■ **Work to do**: Scan the material for the word "Georgian", and copy each line where it shows up.

= = =

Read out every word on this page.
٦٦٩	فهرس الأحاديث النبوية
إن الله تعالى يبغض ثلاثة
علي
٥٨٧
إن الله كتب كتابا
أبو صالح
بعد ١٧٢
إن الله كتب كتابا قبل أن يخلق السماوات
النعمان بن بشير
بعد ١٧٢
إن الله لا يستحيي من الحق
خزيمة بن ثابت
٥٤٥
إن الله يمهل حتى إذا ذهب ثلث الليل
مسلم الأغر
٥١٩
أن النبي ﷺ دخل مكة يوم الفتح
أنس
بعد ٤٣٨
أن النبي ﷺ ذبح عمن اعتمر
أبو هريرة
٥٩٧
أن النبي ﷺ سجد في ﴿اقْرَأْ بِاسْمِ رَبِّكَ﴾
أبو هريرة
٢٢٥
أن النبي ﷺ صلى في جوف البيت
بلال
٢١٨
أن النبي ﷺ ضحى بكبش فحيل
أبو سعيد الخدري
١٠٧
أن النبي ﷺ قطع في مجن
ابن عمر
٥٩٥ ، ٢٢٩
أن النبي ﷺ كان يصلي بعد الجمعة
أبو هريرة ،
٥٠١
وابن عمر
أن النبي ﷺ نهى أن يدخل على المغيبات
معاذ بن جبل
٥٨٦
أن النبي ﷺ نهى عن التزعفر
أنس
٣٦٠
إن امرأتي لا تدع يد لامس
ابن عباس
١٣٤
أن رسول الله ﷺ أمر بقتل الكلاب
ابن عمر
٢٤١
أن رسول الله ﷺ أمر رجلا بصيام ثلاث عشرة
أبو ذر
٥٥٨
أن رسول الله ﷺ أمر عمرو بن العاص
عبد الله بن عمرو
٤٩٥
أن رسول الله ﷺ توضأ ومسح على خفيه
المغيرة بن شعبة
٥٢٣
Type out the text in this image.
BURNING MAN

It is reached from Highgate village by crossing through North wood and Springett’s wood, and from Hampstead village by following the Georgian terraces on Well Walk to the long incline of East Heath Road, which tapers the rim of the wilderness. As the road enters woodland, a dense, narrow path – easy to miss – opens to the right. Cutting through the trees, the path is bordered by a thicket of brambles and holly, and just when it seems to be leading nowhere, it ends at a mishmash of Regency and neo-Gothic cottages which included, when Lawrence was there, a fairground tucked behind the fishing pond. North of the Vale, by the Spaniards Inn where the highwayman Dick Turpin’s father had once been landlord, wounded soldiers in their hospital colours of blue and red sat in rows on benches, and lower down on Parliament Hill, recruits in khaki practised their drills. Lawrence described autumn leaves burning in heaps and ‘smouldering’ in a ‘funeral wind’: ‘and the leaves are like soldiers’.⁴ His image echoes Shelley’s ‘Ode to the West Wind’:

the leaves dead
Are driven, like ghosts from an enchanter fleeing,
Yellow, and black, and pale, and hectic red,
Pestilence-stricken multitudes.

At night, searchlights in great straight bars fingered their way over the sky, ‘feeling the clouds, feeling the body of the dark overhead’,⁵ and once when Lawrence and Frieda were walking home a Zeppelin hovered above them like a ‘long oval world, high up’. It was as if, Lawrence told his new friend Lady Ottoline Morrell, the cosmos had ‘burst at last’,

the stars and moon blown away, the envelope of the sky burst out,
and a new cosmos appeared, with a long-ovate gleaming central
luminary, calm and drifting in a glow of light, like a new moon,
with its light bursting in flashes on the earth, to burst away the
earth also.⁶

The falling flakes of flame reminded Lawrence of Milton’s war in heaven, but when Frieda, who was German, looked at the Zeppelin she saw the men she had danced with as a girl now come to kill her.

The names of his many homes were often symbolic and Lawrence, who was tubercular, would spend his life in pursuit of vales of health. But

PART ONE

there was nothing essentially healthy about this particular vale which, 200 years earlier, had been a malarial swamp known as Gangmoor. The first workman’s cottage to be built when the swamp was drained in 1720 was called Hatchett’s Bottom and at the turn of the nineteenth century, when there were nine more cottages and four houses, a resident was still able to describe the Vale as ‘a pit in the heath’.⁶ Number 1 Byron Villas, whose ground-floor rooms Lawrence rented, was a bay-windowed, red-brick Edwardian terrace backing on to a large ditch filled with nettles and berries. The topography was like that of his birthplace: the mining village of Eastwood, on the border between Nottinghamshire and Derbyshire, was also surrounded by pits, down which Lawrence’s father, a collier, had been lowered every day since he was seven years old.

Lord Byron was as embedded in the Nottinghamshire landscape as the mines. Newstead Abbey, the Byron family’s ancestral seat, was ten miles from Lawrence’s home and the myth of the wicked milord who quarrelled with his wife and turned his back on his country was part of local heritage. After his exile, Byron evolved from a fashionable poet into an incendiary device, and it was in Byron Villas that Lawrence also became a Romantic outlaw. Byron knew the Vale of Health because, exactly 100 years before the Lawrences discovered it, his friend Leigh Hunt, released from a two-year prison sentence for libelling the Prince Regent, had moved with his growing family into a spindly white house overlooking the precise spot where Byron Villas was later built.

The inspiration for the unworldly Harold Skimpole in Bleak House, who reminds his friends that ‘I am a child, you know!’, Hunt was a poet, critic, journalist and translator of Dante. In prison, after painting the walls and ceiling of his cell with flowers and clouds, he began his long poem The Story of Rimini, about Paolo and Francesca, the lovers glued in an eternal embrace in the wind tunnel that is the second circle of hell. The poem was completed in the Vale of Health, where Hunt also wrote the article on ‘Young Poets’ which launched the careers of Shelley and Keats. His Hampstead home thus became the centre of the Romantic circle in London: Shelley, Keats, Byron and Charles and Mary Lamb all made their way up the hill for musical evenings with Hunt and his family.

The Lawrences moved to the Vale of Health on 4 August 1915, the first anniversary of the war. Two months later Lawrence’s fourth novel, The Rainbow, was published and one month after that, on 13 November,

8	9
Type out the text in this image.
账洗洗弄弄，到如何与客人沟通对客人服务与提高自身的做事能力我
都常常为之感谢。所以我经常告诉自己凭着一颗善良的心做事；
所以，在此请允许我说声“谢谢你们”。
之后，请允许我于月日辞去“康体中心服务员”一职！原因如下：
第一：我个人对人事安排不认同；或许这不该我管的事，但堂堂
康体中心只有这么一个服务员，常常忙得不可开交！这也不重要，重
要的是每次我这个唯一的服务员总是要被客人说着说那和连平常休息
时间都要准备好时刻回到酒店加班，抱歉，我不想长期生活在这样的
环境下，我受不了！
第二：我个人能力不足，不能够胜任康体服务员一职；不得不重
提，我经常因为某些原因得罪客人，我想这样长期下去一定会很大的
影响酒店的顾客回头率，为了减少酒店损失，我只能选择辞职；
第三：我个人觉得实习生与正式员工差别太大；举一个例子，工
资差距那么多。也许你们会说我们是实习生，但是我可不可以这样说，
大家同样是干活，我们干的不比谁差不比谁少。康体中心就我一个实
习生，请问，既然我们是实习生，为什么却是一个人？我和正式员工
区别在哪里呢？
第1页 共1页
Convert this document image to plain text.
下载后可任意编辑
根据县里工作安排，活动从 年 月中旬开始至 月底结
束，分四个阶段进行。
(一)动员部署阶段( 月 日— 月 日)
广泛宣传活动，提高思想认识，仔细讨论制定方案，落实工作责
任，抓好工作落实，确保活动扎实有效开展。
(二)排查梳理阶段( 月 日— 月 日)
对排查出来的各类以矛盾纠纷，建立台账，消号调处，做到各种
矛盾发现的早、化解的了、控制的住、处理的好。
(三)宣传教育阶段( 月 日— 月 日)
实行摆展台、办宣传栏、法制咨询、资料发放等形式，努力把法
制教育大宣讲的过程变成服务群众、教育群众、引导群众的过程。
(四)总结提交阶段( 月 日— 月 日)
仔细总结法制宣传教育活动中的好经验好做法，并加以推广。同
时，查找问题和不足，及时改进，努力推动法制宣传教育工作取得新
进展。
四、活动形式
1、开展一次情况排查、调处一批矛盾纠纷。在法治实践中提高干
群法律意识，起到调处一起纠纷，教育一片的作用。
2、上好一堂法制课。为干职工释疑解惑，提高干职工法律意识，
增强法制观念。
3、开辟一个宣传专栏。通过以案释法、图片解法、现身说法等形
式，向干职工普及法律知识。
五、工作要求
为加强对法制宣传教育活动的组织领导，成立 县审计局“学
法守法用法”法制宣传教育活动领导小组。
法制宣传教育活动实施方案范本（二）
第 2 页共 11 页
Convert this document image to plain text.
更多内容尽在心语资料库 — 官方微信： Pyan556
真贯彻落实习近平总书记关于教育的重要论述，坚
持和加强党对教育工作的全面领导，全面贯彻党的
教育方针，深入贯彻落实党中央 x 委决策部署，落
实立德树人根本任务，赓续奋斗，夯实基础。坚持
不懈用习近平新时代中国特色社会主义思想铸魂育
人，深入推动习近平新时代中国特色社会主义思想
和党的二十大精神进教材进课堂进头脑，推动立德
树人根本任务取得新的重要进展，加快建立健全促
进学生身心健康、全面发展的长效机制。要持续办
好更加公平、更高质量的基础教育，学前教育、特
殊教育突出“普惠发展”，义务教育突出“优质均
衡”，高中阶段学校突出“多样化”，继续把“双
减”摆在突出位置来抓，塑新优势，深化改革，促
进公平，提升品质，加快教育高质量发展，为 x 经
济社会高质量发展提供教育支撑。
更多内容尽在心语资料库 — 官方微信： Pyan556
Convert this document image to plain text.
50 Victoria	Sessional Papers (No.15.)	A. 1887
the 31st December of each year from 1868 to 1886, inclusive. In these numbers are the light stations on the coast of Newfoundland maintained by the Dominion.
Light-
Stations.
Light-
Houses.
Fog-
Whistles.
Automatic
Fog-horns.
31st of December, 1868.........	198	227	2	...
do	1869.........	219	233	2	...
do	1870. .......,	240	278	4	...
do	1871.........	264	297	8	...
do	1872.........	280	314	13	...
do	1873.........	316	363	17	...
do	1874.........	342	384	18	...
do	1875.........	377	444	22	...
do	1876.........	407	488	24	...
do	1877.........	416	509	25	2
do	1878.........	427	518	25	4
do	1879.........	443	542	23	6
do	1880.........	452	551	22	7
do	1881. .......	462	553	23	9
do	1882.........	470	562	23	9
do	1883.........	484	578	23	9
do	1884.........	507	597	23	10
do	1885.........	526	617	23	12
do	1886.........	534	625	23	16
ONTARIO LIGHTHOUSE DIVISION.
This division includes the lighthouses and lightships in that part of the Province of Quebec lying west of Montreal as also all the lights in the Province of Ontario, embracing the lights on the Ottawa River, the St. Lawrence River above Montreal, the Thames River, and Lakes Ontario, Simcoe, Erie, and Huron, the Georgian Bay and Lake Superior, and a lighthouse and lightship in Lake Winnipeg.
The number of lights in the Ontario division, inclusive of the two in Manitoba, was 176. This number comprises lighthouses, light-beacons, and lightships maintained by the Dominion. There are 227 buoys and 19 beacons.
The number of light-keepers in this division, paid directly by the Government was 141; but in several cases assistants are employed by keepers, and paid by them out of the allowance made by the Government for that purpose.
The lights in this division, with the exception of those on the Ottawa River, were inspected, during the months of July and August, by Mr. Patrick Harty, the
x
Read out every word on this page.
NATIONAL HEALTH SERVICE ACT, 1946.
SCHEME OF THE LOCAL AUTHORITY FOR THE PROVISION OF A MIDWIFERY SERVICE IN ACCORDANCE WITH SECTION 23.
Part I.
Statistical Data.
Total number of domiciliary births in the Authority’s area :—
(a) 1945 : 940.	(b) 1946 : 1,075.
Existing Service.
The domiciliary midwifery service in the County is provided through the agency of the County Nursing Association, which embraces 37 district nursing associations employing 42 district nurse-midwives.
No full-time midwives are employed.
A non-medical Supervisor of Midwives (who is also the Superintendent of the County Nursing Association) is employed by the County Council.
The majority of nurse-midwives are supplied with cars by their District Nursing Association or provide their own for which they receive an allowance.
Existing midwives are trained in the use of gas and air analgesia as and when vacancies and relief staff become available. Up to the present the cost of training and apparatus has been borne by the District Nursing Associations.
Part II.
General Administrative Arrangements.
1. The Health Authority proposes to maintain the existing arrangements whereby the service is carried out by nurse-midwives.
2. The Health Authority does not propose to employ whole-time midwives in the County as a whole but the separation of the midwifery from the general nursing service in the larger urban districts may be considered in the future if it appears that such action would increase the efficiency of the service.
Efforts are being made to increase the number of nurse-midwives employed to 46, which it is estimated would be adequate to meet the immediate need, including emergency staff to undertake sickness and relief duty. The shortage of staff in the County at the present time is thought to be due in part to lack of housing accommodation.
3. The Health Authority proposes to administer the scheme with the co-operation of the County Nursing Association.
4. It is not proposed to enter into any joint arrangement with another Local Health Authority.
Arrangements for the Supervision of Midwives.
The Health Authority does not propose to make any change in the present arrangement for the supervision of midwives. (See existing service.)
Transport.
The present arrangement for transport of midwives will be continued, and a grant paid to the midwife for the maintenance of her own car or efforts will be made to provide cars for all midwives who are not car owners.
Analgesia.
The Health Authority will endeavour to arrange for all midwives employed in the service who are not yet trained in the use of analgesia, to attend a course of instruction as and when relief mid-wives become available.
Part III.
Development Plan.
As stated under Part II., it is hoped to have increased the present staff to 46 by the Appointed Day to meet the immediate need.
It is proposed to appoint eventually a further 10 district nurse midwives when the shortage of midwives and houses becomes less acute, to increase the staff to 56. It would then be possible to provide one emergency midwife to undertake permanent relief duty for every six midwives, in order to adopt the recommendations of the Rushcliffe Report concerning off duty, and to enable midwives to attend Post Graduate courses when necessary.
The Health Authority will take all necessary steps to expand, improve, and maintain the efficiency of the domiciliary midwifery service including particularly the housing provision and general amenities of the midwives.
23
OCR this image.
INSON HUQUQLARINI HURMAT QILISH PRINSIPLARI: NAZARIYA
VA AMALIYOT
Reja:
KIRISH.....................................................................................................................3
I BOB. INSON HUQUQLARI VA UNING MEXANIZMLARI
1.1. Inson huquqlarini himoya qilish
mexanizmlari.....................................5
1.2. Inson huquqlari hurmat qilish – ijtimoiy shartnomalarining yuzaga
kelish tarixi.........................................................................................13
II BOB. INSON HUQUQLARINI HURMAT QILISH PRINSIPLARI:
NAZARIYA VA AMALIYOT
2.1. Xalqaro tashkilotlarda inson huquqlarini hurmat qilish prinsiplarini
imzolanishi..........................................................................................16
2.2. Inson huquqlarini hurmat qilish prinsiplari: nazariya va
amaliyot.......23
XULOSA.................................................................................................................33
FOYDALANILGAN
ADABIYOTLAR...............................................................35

= = =

■ **The answer**:
It is reached from Highgate village by crossing through North wood and Springett’s wood, and from Hampstead village by following the Georgian terraces on Well Walk to the long incline of East Heath Road, which tapers the rim of the wilderness. As the road enters woodland, a dense, narrow path – easy to miss – opens to the right. Cutting through the trees, the path is bordered by a thicket of brambles and holly, and just when it seems to be leading nowhere, it ends at a mishmash of Regency and neo-Gothic cottages which included, when Lawrence was there, a fairground tucked behind the fishing pond. North of the Vale, by the Spaniards Inn where the highwayman Dick Turpin’s father had once been landlord, wounded soldiers in their hospital colours of blue and red sat in rows on benches, and lower down on Parliament Hill, recruits in khaki practised their drills. Lawrence described autumn leaves burning in heaps and ‘smouldering’ in a ‘funeral wind’: ‘and the leaves are like soldiers’.⁴ His image echoes Shelley’s ‘Ode to the West Wind’:
This division includes the lighthouses and lightships in that part of the Province of Quebec lying west of Montreal as also all the lights in the Province of Ontario, embracing the lights on the Ottawa River, the St. Lawrence River above Montreal, the Thames River, and Lakes Ontario, Simcoe, Erie, and Huron, the Georgian Bay and Lake Superior, and a lighthouse and lightship in Lake Winnipeg.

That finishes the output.